PROBLEMS TO WORK ON:
[1] In the passage on Jesus washing His disciples' feet, what reason does Jesus give for why they ought to wash one another's feet?
[2] List every action the passage on foot washing says Jesus had completed before He asked, "Do you know what I have done to you?"
[3] Carry on the passage about Jesus washing His disciples' feet from its last sentence.

EXTRACT TO READ:
────────────────

The night before He died on the cross, as Jesus spent time talking with His disciples (John 13–16), there were two commands He gave them on their relations with each other—only two—but each is significant. He began by washing their feet—an act that was the work of a slave.
So when He had washed their feet, and taken His garments and reclined at the table again, He said to them, “Do you know what I have done to you? You call Me Teacher and Lord; and you are right, for so I am. If I then, the Lord and the Teacher, washed your feet, you also ought to wash one another’s feet. For I gave you an example that you also should do as I did to you. Truly, truly, I say to you, a slave is not greater than his master, nor is one who is sent greater than the one who sent him. If you know these things, you are blessed if you do them.”

────────────────

RAW DATA:
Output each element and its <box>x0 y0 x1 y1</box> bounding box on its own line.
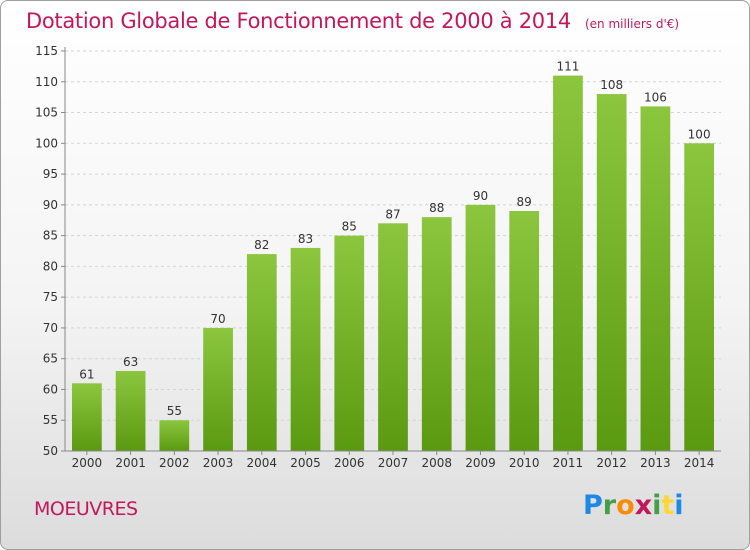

────────────────

SET OF ANSWERS:
[1] Jesus, whom they rightly call Teacher and Lord, had washed their feet and so gave them an example to follow. A slave is not greater than his master, and one who is sent is not greater than the one who sent him.

[2]
- He washed their feet.
- He took His garments.
- He reclined at the table again.

[3]
John 13:12–17
Don Carson writes:
“…the episode of the foot washing is turned in two directions. On the one hand, it is symbolic of spiritual cleansing (cf. especially vv. 8–10); on the other, it serves as a standard of humble service and therefore as a call to all of Jesus’ disciples to ‘wash one another’s feet’ (vv. 12-17).”1
Not by words alone did He command them, but by His own example. If as their Lord He served them by doing the work of a slave, then they, too, should do the same.
“A new commandment I give to you, that you love one another, even as I have loved you, that you also love one another. By this all men will know that you are My disciples, if you have love for one another.”
John 13:34–35
You may know that the Thursday before Good Friday is called Maundy Thursday. Did you know that it is named for the New Commandment the Lord Jesus gave that evening?
“Most scholars agree that the English word Maundy in that name for the day is derived through Middle English, and Old French mandé, from the Latin mandatum, the first word of the phrase “Mandatum novum do vobis ut diligatis invicem sicut dilexi vos” (“A new commandment I give unto you, That ye love one another; as I have loved you”)…2
Again, not by words alone did Jesus command them—and us—but by His own example.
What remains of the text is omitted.